*PROBLEM REQUIREMENTS*
Retype each entry below exactly as it stands.

—————

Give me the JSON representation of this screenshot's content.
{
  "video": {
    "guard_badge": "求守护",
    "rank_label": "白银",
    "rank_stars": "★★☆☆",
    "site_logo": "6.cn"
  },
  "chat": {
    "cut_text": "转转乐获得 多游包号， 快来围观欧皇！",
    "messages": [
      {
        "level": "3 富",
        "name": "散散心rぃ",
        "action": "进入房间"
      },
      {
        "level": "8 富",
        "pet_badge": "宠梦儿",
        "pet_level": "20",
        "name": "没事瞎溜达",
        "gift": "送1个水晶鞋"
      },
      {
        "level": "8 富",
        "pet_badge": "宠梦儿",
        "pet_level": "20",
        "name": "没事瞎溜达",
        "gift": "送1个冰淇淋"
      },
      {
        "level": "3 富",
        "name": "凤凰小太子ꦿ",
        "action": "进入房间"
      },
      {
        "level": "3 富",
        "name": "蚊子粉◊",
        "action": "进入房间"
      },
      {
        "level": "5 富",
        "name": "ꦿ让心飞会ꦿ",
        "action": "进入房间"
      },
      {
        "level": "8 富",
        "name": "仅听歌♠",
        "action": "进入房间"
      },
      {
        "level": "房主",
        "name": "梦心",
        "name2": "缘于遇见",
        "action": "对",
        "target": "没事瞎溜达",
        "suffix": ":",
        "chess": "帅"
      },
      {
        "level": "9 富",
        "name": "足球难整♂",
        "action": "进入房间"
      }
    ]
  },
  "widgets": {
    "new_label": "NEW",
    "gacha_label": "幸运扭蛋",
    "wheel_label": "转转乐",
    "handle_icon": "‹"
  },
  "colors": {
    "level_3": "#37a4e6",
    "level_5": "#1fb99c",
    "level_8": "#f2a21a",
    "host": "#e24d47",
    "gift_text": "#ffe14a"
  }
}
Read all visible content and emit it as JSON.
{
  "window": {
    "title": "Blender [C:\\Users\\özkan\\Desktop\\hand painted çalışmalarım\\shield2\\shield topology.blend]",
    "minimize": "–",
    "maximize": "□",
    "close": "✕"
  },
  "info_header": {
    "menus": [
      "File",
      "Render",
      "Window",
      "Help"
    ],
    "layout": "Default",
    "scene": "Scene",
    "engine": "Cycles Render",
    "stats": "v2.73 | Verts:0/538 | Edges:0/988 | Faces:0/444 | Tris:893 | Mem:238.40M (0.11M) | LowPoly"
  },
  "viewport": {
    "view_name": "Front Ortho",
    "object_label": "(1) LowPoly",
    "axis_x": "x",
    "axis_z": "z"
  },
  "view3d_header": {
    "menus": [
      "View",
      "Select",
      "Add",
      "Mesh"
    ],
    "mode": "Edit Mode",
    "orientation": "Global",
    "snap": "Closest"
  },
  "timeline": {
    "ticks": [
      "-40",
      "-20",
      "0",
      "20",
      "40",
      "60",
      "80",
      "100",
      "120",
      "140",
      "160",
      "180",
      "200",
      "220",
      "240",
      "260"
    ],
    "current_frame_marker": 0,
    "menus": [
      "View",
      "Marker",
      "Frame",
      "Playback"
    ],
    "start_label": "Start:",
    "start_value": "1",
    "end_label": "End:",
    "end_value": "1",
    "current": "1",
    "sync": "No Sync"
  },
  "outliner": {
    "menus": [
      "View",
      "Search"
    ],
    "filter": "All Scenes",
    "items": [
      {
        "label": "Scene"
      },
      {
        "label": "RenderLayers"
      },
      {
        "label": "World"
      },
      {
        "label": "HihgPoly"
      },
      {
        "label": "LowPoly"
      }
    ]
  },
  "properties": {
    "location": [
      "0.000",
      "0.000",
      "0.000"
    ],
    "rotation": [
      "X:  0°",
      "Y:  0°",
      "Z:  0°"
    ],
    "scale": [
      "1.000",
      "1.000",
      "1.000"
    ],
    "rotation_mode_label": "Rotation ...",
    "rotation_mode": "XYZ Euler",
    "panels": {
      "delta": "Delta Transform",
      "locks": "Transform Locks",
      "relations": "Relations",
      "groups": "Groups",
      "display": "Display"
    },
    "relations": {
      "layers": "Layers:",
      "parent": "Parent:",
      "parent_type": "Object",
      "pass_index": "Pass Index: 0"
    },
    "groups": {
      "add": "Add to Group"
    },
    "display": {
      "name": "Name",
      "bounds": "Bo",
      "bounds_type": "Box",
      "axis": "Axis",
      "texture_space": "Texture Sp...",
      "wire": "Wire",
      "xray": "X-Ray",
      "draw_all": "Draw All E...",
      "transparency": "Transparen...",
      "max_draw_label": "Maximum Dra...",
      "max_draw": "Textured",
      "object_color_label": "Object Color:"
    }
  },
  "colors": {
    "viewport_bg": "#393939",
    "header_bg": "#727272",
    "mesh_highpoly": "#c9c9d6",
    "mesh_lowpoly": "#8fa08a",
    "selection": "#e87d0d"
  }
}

—————

*EXERCISE SOLUTION*
Give me the JSON representation of this screenshot's content.
{
  "video": {
    "guard_badge": "求守护",
    "rank_label": "白银",
    "rank_stars": "★★☆☆",
    "site_logo": "6.cn"
  },
  "chat": {
    "cut_text": "转转乐获得 多游包号， 快来围观欧皇！",
    "messages": [
      {
        "level": "3 富",
        "name": "散散心rぃ",
        "action": "进入房间"
      },
      {
        "level": "8 富",
        "pet_badge": "宠梦儿",
        "pet_level": "20",
        "name": "没事瞎溜达",
        "gift": "送1个水晶鞋"
      },
      {
        "level": "8 富",
        "pet_badge": "宠梦儿",
        "pet_level": "20",
        "name": "没事瞎溜达",
        "gift": "送1个冰淇淋"
      },
      {
        "level": "3 富",
        "name": "凤凰小太子ꦿ",
        "action": "进入房间"
      },
      {
        "level": "3 富",
        "name": "蚊子粉◊",
        "action": "进入房间"
      },
      {
        "level": "5 富",
        "name": "ꦿ让心飞会ꦿ",
        "action": "进入房间"
      },
      {
        "level": "8 富",
        "name": "仅听歌♠",
        "action": "进入房间"
      },
      {
        "level": "房主",
        "name": "梦心",
        "name2": "缘于遇见",
        "action": "对",
        "target": "没事瞎溜达",
        "suffix": ":",
        "chess": "帅"
      },
      {
        "level": "9 富",
        "name": "足球难整♂",
        "action": "进入房间"
      }
    ]
  },
  "widgets": {
    "new_label": "NEW",
    "gacha_label": "幸运扭蛋",
    "wheel_label": "转转乐",
    "handle_icon": "‹"
  },
  "colors": {
    "level_3": "#37a4e6",
    "level_5": "#1fb99c",
    "level_8": "#f2a21a",
    "host": "#e24d47",
    "gift_text": "#ffe14a"
  }
}
Read all visible content and emit it as JSON.
{
  "window": {
    "title": "Blender [C:\\Users\\özkan\\Desktop\\hand painted çalışmalarım\\shield2\\shield topology.blend]",
    "minimize": "–",
    "maximize": "□",
    "close": "✕"
  },
  "info_header": {
    "menus": [
      "File",
      "Render",
      "Window",
      "Help"
    ],
    "layout": "Default",
    "scene": "Scene",
    "engine": "Cycles Render",
    "stats": "v2.73 | Verts:0/538 | Edges:0/988 | Faces:0/444 | Tris:893 | Mem:238.40M (0.11M) | LowPoly"
  },
  "viewport": {
    "view_name": "Front Ortho",
    "object_label": "(1) LowPoly",
    "axis_x": "x",
    "axis_z": "z"
  },
  "view3d_header": {
    "menus": [
      "View",
      "Select",
      "Add",
      "Mesh"
    ],
    "mode": "Edit Mode",
    "orientation": "Global",
    "snap": "Closest"
  },
  "timeline": {
    "ticks": [
      "-40",
      "-20",
      "0",
      "20",
      "40",
      "60",
      "80",
      "100",
      "120",
      "140",
      "160",
      "180",
      "200",
      "220",
      "240",
      "260"
    ],
    "current_frame_marker": 0,
    "menus": [
      "View",
      "Marker",
      "Frame",
      "Playback"
    ],
    "start_label": "Start:",
    "start_value": "1",
    "end_label": "End:",
    "end_value": "1",
    "current": "1",
    "sync": "No Sync"
  },
  "outliner": {
    "menus": [
      "View",
      "Search"
    ],
    "filter": "All Scenes",
    "items": [
      {
        "label": "Scene"
      },
      {
        "label": "RenderLayers"
      },
      {
        "label": "World"
      },
      {
        "label": "HihgPoly"
      },
      {
        "label": "LowPoly"
      }
    ]
  },
  "properties": {
    "location": [
      "0.000",
      "0.000",
      "0.000"
    ],
    "rotation": [
      "X:  0°",
      "Y:  0°",
      "Z:  0°"
    ],
    "scale": [
      "1.000",
      "1.000",
      "1.000"
    ],
    "rotation_mode_label": "Rotation ...",
    "rotation_mode": "XYZ Euler",
    "panels": {
      "delta": "Delta Transform",
      "locks": "Transform Locks",
      "relations": "Relations",
      "groups": "Groups",
      "display": "Display"
    },
    "relations": {
      "layers": "Layers:",
      "parent": "Parent:",
      "parent_type": "Object",
      "pass_index": "Pass Index: 0"
    },
    "groups": {
      "add": "Add to Group"
    },
    "display": {
      "name": "Name",
      "bounds": "Bo",
      "bounds_type": "Box",
      "axis": "Axis",
      "texture_space": "Texture Sp...",
      "wire": "Wire",
      "xray": "X-Ray",
      "draw_all": "Draw All E...",
      "transparency": "Transparen...",
      "max_draw_label": "Maximum Dra...",
      "max_draw": "Textured",
      "object_color_label": "Object Color:"
    }
  },
  "colors": {
    "viewport_bg": "#393939",
    "header_bg": "#727272",
    "mesh_highpoly": "#c9c9d6",
    "mesh_lowpoly": "#8fa08a",
    "selection": "#e87d0d"
  }
}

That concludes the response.